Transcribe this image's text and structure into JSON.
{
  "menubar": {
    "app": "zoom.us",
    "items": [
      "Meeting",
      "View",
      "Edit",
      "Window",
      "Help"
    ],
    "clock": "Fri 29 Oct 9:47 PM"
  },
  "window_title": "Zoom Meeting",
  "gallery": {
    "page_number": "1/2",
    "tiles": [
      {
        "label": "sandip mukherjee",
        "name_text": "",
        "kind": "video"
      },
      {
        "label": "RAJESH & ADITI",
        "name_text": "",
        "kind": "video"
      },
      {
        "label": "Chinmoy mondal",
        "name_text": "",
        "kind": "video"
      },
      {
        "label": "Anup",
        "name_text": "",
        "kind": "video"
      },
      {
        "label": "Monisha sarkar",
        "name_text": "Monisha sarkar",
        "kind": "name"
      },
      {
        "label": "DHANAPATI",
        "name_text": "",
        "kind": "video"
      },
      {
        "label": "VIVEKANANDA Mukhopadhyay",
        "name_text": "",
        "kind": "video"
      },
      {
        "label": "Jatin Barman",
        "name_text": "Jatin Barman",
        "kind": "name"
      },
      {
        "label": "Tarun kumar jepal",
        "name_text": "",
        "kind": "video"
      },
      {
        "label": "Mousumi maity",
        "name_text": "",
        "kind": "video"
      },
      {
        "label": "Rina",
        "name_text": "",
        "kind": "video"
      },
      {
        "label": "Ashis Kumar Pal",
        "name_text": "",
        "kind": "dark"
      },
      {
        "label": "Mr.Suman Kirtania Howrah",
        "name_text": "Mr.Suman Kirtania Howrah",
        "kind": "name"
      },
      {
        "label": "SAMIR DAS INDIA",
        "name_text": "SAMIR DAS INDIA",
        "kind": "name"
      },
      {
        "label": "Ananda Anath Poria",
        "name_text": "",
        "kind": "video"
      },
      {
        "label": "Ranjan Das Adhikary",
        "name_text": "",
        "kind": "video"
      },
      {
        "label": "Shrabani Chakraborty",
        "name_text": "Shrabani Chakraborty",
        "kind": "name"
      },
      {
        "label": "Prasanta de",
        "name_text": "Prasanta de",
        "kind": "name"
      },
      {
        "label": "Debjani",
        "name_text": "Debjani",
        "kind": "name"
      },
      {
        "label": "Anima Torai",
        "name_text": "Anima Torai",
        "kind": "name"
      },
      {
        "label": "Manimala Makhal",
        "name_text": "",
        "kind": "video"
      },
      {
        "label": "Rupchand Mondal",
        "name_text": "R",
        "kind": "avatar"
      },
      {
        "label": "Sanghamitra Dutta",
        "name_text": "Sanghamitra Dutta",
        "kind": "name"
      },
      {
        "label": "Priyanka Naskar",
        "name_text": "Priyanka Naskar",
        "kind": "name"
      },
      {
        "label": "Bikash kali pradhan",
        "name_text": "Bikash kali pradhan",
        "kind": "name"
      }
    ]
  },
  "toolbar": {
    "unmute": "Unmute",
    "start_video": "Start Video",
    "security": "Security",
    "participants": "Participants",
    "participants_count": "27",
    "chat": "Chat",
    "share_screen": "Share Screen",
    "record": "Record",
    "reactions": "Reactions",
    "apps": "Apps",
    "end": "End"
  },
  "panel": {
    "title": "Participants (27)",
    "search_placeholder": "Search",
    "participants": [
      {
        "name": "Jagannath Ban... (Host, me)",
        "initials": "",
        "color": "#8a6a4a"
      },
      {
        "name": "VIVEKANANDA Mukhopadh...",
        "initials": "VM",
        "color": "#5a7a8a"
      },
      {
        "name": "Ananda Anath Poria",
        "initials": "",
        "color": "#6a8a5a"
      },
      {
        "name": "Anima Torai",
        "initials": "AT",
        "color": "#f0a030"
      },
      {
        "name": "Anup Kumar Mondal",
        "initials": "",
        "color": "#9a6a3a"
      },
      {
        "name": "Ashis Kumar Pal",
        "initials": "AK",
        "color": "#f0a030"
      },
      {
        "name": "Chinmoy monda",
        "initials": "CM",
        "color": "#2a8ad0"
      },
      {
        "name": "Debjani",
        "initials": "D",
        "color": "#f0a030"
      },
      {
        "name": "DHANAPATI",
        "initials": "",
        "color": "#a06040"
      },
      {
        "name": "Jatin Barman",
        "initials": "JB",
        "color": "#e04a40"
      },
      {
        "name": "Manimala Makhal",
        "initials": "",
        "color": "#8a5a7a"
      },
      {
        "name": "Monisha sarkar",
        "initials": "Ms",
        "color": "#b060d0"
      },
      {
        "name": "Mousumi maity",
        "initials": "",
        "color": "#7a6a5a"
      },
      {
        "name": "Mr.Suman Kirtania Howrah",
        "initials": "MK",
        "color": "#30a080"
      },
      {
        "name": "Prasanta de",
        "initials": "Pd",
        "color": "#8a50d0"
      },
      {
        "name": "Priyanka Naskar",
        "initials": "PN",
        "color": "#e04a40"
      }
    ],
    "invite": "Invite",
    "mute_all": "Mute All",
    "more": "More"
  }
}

• _YOUR OBJECTIVE_: Output the listing above exactly as it appears.

• _WRITTEN SOLUTION_:
Transcribe this image's text and structure into JSON.
{
  "menubar": {
    "app": "zoom.us",
    "items": [
      "Meeting",
      "View",
      "Edit",
      "Window",
      "Help"
    ],
    "clock": "Fri 29 Oct 9:47 PM"
  },
  "window_title": "Zoom Meeting",
  "gallery": {
    "page_number": "1/2",
    "tiles": [
      {
        "label": "sandip mukherjee",
        "name_text": "",
        "kind": "video"
      },
      {
        "label": "RAJESH & ADITI",
        "name_text": "",
        "kind": "video"
      },
      {
        "label": "Chinmoy mondal",
        "name_text": "",
        "kind": "video"
      },
      {
        "label": "Anup",
        "name_text": "",
        "kind": "video"
      },
      {
        "label": "Monisha sarkar",
        "name_text": "Monisha sarkar",
        "kind": "name"
      },
      {
        "label": "DHANAPATI",
        "name_text": "",
        "kind": "video"
      },
      {
        "label": "VIVEKANANDA Mukhopadhyay",
        "name_text": "",
        "kind": "video"
      },
      {
        "label": "Jatin Barman",
        "name_text": "Jatin Barman",
        "kind": "name"
      },
      {
        "label": "Tarun kumar jepal",
        "name_text": "",
        "kind": "video"
      },
      {
        "label": "Mousumi maity",
        "name_text": "",
        "kind": "video"
      },
      {
        "label": "Rina",
        "name_text": "",
        "kind": "video"
      },
      {
        "label": "Ashis Kumar Pal",
        "name_text": "",
        "kind": "dark"
      },
      {
        "label": "Mr.Suman Kirtania Howrah",
        "name_text": "Mr.Suman Kirtania Howrah",
        "kind": "name"
      },
      {
        "label": "SAMIR DAS INDIA",
        "name_text": "SAMIR DAS INDIA",
        "kind": "name"
      },
      {
        "label": "Ananda Anath Poria",
        "name_text": "",
        "kind": "video"
      },
      {
        "label": "Ranjan Das Adhikary",
        "name_text": "",
        "kind": "video"
      },
      {
        "label": "Shrabani Chakraborty",
        "name_text": "Shrabani Chakraborty",
        "kind": "name"
      },
      {
        "label": "Prasanta de",
        "name_text": "Prasanta de",
        "kind": "name"
      },
      {
        "label": "Debjani",
        "name_text": "Debjani",
        "kind": "name"
      },
      {
        "label": "Anima Torai",
        "name_text": "Anima Torai",
        "kind": "name"
      },
      {
        "label": "Manimala Makhal",
        "name_text": "",
        "kind": "video"
      },
      {
        "label": "Rupchand Mondal",
        "name_text": "R",
        "kind": "avatar"
      },
      {
        "label": "Sanghamitra Dutta",
        "name_text": "Sanghamitra Dutta",
        "kind": "name"
      },
      {
        "label": "Priyanka Naskar",
        "name_text": "Priyanka Naskar",
        "kind": "name"
      },
      {
        "label": "Bikash kali pradhan",
        "name_text": "Bikash kali pradhan",
        "kind": "name"
      }
    ]
  },
  "toolbar": {
    "unmute": "Unmute",
    "start_video": "Start Video",
    "security": "Security",
    "participants": "Participants",
    "participants_count": "27",
    "chat": "Chat",
    "share_screen": "Share Screen",
    "record": "Record",
    "reactions": "Reactions",
    "apps": "Apps",
    "end": "End"
  },
  "panel": {
    "title": "Participants (27)",
    "search_placeholder": "Search",
    "participants": [
      {
        "name": "Jagannath Ban... (Host, me)",
        "initials": "",
        "color": "#8a6a4a"
      },
      {
        "name": "VIVEKANANDA Mukhopadh...",
        "initials": "VM",
        "color": "#5a7a8a"
      },
      {
        "name": "Ananda Anath Poria",
        "initials": "",
        "color": "#6a8a5a"
      },
      {
        "name": "Anima Torai",
        "initials": "AT",
        "color": "#f0a030"
      },
      {
        "name": "Anup Kumar Mondal",
        "initials": "",
        "color": "#9a6a3a"
      },
      {
        "name": "Ashis Kumar Pal",
        "initials": "AK",
        "color": "#f0a030"
      },
      {
        "name": "Chinmoy monda",
        "initials": "CM",
        "color": "#2a8ad0"
      },
      {
        "name": "Debjani",
        "initials": "D",
        "color": "#f0a030"
      },
      {
        "name": "DHANAPATI",
        "initials": "",
        "color": "#a06040"
      },
      {
        "name": "Jatin Barman",
        "initials": "JB",
        "color": "#e04a40"
      },
      {
        "name": "Manimala Makhal",
        "initials": "",
        "color": "#8a5a7a"
      },
      {
        "name": "Monisha sarkar",
        "initials": "Ms",
        "color": "#b060d0"
      },
      {
        "name": "Mousumi maity",
        "initials": "",
        "color": "#7a6a5a"
      },
      {
        "name": "Mr.Suman Kirtania Howrah",
        "initials": "MK",
        "color": "#30a080"
      },
      {
        "name": "Prasanta de",
        "initials": "Pd",
        "color": "#8a50d0"
      },
      {
        "name": "Priyanka Naskar",
        "initials": "PN",
        "color": "#e04a40"
      }
    ],
    "invite": "Invite",
    "mute_all": "Mute All",
    "more": "More"
  }
}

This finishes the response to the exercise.